Locate the lines that hold the string "Read". Copy every such line.
+++
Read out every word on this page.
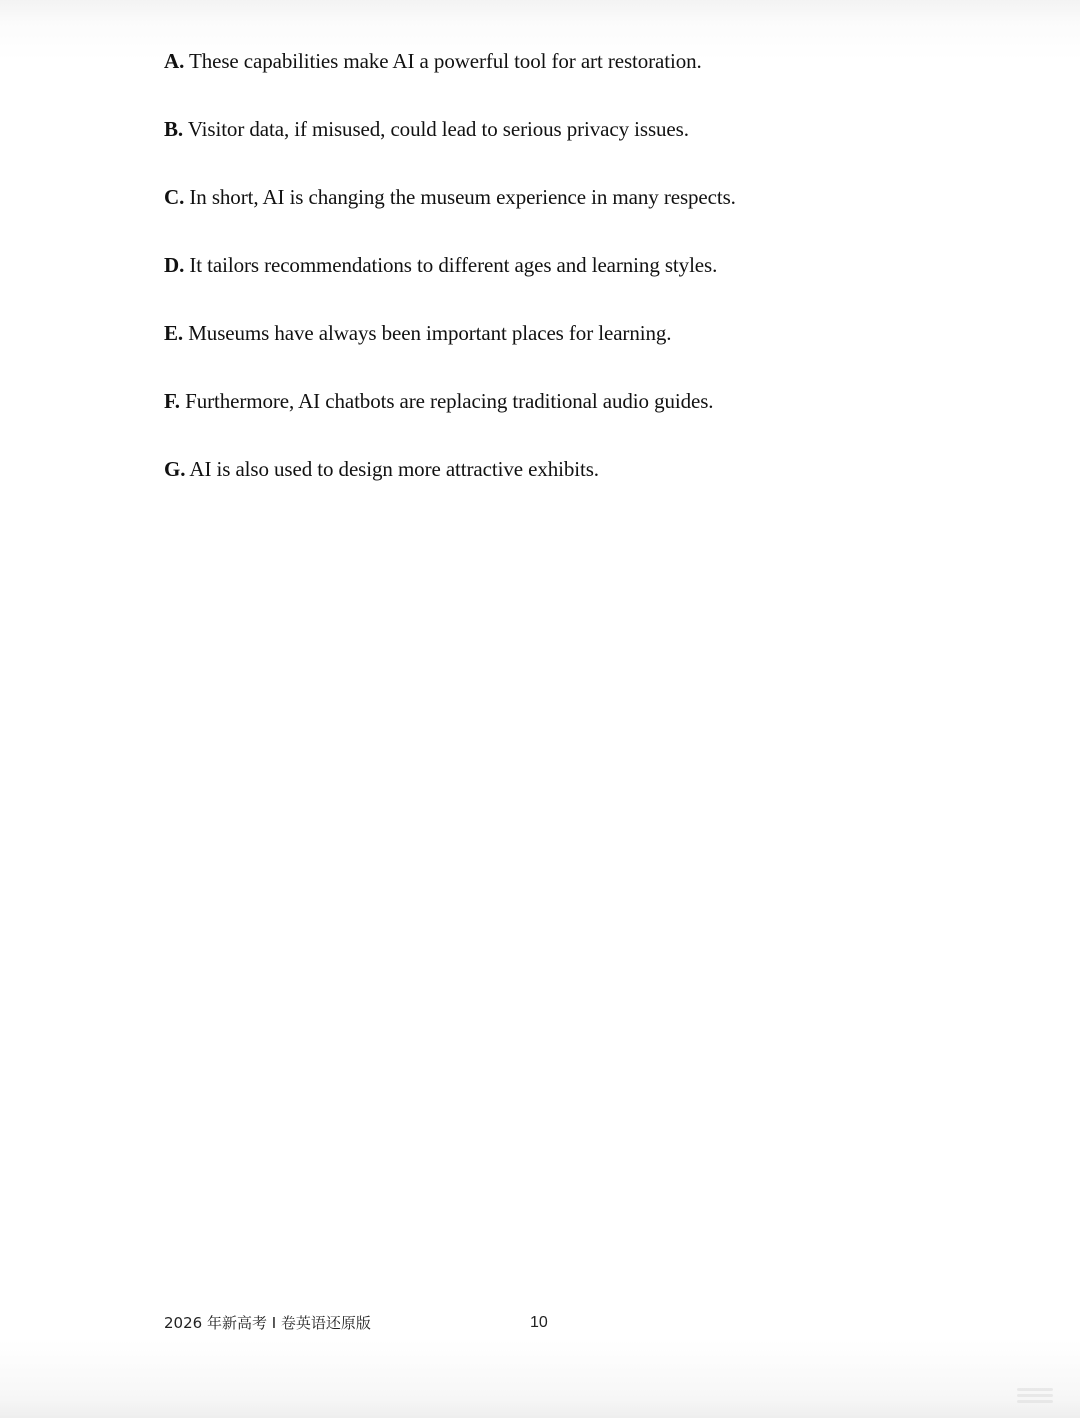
A. These capabilities make AI a powerful tool for art restoration.
B. Visitor data, if misused, could lead to serious privacy issues.
C. In short, AI is changing the museum experience in many respects.
D. It tailors recommendations to different ages and learning styles.
E. Museums have always been important places for learning.
F. Furthermore, AI chatbots are replacing traditional audio guides.
G. AI is also used to design more attractive exhibits.
2026 年新高考 I 卷英语还原版	10
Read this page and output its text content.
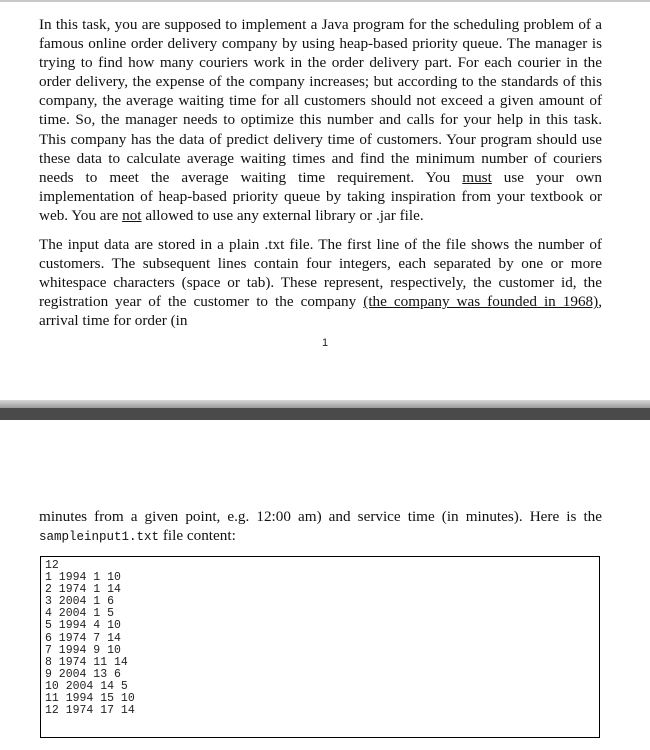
In this task, you are supposed to implement a Java program for the scheduling problem of a famous online order delivery company by using heap-based priority queue. The manager is trying to find how many couriers work in the order delivery part. For each courier in the order delivery, the expense of the company increases; but according to the standards of this company, the average waiting time for all customers should not exceed a given amount of time. So, the manager needs to optimize this number and calls for your help in this task. This company has the data of predict delivery time of customers. Your program should use these data to calculate average waiting times and find the minimum number of couriers needs to meet the average waiting time requirement. You must use your own implementation of heap-based priority queue by taking inspiration from your textbook or web. You are not allowed to use any external library or .jar file.

The input data are stored in a plain .txt file. The first line of the file shows the number of customers. The subsequent lines contain four integers, each separated by one or more whitespace characters (space or tab). These represent, respectively, the customer id, the registration year of the customer to the company (the company was founded in 1968), arrival time for order (in

1

minutes from a given point, e.g. 12:00 am) and service time (in minutes). Here is the sampleinput1.txt file content:

12
1 1994 1 10
2 1974 1 14
3 2004 1 6
4 2004 1 5
5 1994 4 10
6 1974 7 14
7 1994 9 10
8 1974 11 14
9 2004 13 6
10 2004 14 5
11 1994 15 10
12 1974 17 14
+++
Result of this exercise:
Read out every word on this page.
Read this page and output its text content.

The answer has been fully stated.